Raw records
= = = = =

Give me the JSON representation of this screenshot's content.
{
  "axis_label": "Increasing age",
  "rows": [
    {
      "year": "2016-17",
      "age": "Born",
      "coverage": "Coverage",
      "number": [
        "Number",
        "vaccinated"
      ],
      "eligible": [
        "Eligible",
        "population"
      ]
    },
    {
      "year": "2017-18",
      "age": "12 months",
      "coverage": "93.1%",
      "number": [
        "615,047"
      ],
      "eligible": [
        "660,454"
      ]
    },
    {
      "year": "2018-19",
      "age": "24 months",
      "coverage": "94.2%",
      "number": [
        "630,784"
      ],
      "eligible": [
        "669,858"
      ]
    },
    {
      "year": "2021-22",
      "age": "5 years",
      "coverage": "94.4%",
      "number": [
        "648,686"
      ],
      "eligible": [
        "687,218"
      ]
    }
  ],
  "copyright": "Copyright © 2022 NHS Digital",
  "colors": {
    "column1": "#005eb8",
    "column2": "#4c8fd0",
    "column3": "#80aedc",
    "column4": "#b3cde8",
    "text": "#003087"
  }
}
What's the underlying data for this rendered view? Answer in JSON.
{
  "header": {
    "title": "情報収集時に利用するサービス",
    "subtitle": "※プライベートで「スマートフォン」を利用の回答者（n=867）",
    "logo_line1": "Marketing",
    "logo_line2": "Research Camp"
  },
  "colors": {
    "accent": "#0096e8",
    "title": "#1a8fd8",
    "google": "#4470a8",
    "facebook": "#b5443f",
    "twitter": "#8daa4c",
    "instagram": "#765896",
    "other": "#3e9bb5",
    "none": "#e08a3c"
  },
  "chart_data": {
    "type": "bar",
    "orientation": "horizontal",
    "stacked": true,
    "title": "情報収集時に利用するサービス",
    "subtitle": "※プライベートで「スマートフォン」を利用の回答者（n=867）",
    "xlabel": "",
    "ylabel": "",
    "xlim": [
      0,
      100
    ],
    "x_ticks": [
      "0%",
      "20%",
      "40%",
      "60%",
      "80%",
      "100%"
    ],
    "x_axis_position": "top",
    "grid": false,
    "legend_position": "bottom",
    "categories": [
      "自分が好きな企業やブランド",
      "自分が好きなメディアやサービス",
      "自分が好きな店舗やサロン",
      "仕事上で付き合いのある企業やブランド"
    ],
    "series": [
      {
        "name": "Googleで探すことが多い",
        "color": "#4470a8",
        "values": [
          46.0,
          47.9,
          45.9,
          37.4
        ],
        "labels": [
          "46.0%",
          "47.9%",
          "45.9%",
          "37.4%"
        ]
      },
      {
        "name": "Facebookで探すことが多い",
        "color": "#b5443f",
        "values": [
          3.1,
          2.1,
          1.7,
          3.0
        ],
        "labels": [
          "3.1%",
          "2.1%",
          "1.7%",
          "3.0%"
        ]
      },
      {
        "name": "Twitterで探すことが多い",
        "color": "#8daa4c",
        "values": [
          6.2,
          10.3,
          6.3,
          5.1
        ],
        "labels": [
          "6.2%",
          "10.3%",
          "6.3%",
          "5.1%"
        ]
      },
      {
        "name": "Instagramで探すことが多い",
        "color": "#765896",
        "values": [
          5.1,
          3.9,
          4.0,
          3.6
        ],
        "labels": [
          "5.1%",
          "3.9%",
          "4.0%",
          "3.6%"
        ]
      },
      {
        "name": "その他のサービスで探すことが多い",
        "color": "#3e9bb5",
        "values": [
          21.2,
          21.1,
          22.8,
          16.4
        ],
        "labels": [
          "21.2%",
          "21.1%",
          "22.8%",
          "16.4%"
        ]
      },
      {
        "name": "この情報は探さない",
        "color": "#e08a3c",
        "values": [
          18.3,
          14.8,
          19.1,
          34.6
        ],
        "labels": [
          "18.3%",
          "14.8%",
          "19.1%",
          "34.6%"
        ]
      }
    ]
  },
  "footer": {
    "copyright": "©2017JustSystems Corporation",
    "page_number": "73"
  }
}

= = = = =

**Required task:**
Print out every entry, keeping each one exact.

**The output:**
Give me the JSON representation of this screenshot's content.
{
  "axis_label": "Increasing age",
  "rows": [
    {
      "year": "2016-17",
      "age": "Born",
      "coverage": "Coverage",
      "number": [
        "Number",
        "vaccinated"
      ],
      "eligible": [
        "Eligible",
        "population"
      ]
    },
    {
      "year": "2017-18",
      "age": "12 months",
      "coverage": "93.1%",
      "number": [
        "615,047"
      ],
      "eligible": [
        "660,454"
      ]
    },
    {
      "year": "2018-19",
      "age": "24 months",
      "coverage": "94.2%",
      "number": [
        "630,784"
      ],
      "eligible": [
        "669,858"
      ]
    },
    {
      "year": "2021-22",
      "age": "5 years",
      "coverage": "94.4%",
      "number": [
        "648,686"
      ],
      "eligible": [
        "687,218"
      ]
    }
  ],
  "copyright": "Copyright © 2022 NHS Digital",
  "colors": {
    "column1": "#005eb8",
    "column2": "#4c8fd0",
    "column3": "#80aedc",
    "column4": "#b3cde8",
    "text": "#003087"
  }
}
What's the underlying data for this rendered view? Answer in JSON.
{
  "header": {
    "title": "情報収集時に利用するサービス",
    "subtitle": "※プライベートで「スマートフォン」を利用の回答者（n=867）",
    "logo_line1": "Marketing",
    "logo_line2": "Research Camp"
  },
  "colors": {
    "accent": "#0096e8",
    "title": "#1a8fd8",
    "google": "#4470a8",
    "facebook": "#b5443f",
    "twitter": "#8daa4c",
    "instagram": "#765896",
    "other": "#3e9bb5",
    "none": "#e08a3c"
  },
  "chart_data": {
    "type": "bar",
    "orientation": "horizontal",
    "stacked": true,
    "title": "情報収集時に利用するサービス",
    "subtitle": "※プライベートで「スマートフォン」を利用の回答者（n=867）",
    "xlabel": "",
    "ylabel": "",
    "xlim": [
      0,
      100
    ],
    "x_ticks": [
      "0%",
      "20%",
      "40%",
      "60%",
      "80%",
      "100%"
    ],
    "x_axis_position": "top",
    "grid": false,
    "legend_position": "bottom",
    "categories": [
      "自分が好きな企業やブランド",
      "自分が好きなメディアやサービス",
      "自分が好きな店舗やサロン",
      "仕事上で付き合いのある企業やブランド"
    ],
    "series": [
      {
        "name": "Googleで探すことが多い",
        "color": "#4470a8",
        "values": [
          46.0,
          47.9,
          45.9,
          37.4
        ],
        "labels": [
          "46.0%",
          "47.9%",
          "45.9%",
          "37.4%"
        ]
      },
      {
        "name": "Facebookで探すことが多い",
        "color": "#b5443f",
        "values": [
          3.1,
          2.1,
          1.7,
          3.0
        ],
        "labels": [
          "3.1%",
          "2.1%",
          "1.7%",
          "3.0%"
        ]
      },
      {
        "name": "Twitterで探すことが多い",
        "color": "#8daa4c",
        "values": [
          6.2,
          10.3,
          6.3,
          5.1
        ],
        "labels": [
          "6.2%",
          "10.3%",
          "6.3%",
          "5.1%"
        ]
      },
      {
        "name": "Instagramで探すことが多い",
        "color": "#765896",
        "values": [
          5.1,
          3.9,
          4.0,
          3.6
        ],
        "labels": [
          "5.1%",
          "3.9%",
          "4.0%",
          "3.6%"
        ]
      },
      {
        "name": "その他のサービスで探すことが多い",
        "color": "#3e9bb5",
        "values": [
          21.2,
          21.1,
          22.8,
          16.4
        ],
        "labels": [
          "21.2%",
          "21.1%",
          "22.8%",
          "16.4%"
        ]
      },
      {
        "name": "この情報は探さない",
        "color": "#e08a3c",
        "values": [
          18.3,
          14.8,
          19.1,
          34.6
        ],
        "labels": [
          "18.3%",
          "14.8%",
          "19.1%",
          "34.6%"
        ]
      }
    ]
  },
  "footer": {
    "copyright": "©2017JustSystems Corporation",
    "page_number": "73"
  }
}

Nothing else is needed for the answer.